* SHORT PROBLEM: Lift out all lines below that contain "xlabel".

──────── INFORMATION GIVEN

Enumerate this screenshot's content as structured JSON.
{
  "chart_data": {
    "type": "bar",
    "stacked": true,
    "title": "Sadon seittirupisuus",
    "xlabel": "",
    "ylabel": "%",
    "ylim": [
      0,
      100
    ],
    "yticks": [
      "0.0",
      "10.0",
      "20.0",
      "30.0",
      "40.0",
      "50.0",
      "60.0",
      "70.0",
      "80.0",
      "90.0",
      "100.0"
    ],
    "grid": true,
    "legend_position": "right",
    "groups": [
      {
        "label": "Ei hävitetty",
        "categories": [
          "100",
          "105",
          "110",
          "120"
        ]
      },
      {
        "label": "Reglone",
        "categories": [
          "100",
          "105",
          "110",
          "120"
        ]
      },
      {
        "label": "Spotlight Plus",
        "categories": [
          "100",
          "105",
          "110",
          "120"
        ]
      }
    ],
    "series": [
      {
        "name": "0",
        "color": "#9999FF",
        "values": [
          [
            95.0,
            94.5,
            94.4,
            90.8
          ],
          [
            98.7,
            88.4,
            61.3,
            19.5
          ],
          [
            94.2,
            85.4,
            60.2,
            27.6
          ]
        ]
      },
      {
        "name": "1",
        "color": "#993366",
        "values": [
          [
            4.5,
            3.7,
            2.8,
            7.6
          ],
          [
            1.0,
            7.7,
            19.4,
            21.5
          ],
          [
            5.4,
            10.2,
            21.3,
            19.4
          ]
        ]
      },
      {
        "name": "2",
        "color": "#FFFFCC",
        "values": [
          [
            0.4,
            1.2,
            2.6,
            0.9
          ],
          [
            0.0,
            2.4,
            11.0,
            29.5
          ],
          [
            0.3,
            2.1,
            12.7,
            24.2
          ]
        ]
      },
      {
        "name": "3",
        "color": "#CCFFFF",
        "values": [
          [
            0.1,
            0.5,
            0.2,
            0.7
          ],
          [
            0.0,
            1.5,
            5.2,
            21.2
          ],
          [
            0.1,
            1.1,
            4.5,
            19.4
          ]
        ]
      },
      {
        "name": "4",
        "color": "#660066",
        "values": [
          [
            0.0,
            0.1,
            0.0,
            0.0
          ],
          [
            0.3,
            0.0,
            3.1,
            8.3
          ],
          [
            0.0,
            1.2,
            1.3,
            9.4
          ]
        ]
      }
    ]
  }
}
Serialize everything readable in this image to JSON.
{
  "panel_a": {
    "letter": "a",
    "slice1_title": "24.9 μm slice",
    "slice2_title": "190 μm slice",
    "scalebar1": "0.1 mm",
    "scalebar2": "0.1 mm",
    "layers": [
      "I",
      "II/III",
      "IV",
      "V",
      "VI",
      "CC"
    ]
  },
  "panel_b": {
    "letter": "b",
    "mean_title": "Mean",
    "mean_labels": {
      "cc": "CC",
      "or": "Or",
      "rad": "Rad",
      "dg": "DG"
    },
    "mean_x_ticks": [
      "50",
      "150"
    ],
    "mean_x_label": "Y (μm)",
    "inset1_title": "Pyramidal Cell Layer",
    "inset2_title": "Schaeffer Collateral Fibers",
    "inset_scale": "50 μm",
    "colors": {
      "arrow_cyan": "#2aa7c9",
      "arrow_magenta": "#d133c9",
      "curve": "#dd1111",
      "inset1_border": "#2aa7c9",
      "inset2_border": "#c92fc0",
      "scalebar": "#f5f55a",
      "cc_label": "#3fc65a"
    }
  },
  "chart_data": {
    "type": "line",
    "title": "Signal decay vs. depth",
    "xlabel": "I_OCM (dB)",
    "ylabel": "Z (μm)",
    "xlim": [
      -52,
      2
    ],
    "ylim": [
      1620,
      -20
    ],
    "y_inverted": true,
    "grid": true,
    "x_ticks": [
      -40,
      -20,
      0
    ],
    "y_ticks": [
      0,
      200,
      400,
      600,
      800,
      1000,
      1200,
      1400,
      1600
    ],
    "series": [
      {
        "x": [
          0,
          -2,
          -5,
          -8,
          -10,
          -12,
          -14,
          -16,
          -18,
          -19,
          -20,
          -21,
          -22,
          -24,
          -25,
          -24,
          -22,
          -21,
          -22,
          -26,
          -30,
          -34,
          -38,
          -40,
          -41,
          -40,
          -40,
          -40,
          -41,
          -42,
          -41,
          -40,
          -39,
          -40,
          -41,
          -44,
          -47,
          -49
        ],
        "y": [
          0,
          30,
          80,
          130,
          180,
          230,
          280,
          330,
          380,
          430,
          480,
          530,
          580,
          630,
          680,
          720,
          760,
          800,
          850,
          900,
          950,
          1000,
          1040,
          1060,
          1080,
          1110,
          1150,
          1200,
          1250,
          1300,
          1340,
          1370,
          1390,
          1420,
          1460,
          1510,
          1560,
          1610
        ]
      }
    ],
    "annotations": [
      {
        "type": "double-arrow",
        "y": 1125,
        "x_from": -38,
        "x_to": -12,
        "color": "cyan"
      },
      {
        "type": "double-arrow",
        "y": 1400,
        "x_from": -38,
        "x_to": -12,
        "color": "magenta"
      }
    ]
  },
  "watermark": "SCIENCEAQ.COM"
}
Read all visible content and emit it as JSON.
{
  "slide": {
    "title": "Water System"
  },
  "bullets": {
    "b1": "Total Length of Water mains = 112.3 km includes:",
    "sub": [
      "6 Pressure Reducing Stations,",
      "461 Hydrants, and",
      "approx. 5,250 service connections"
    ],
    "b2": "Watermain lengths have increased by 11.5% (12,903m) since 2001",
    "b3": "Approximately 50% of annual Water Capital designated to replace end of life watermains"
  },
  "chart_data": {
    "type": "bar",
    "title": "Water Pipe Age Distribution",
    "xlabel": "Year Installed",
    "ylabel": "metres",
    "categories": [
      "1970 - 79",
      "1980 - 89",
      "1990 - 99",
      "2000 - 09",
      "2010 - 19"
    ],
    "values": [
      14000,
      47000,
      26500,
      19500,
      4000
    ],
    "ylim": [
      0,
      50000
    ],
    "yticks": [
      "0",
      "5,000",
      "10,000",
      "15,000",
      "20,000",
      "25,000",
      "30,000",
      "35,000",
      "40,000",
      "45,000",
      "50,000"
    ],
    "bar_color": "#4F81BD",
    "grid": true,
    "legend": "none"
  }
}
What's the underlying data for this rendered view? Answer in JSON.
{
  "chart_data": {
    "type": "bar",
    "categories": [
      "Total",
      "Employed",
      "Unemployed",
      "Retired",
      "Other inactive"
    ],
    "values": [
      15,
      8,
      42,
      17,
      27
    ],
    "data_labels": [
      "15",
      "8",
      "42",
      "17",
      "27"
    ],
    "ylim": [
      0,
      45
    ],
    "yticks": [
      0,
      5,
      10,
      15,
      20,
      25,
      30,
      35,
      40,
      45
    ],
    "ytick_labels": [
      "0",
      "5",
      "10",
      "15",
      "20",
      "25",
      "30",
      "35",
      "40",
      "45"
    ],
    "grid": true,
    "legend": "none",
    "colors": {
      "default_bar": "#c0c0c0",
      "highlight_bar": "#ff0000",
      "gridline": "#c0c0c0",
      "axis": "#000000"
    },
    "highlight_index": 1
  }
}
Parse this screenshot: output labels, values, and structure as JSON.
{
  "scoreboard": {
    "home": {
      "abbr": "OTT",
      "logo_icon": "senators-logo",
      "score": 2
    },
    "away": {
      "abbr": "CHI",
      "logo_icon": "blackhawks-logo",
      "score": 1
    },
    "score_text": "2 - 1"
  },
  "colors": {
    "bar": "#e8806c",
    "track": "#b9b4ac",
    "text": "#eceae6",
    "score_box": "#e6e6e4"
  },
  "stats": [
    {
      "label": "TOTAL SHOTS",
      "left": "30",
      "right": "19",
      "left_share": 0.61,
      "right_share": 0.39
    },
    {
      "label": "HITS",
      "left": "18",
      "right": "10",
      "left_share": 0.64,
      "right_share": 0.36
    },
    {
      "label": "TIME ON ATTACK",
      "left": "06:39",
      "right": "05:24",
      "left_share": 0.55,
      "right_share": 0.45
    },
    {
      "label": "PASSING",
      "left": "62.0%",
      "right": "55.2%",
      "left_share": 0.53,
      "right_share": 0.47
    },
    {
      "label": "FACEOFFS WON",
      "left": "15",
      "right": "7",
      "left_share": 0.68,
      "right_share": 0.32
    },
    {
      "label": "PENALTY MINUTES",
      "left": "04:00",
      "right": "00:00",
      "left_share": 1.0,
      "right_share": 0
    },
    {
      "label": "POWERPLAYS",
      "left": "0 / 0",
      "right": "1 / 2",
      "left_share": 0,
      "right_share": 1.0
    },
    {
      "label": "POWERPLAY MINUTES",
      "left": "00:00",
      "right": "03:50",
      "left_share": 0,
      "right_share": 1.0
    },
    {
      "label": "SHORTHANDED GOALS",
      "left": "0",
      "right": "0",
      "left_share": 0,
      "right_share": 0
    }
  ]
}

────────────────

* COMPLETE RESPONSE:
    "xlabel": "",
    "xlabel": "I_OCM (dB)",
    "xlabel": "Year Installed",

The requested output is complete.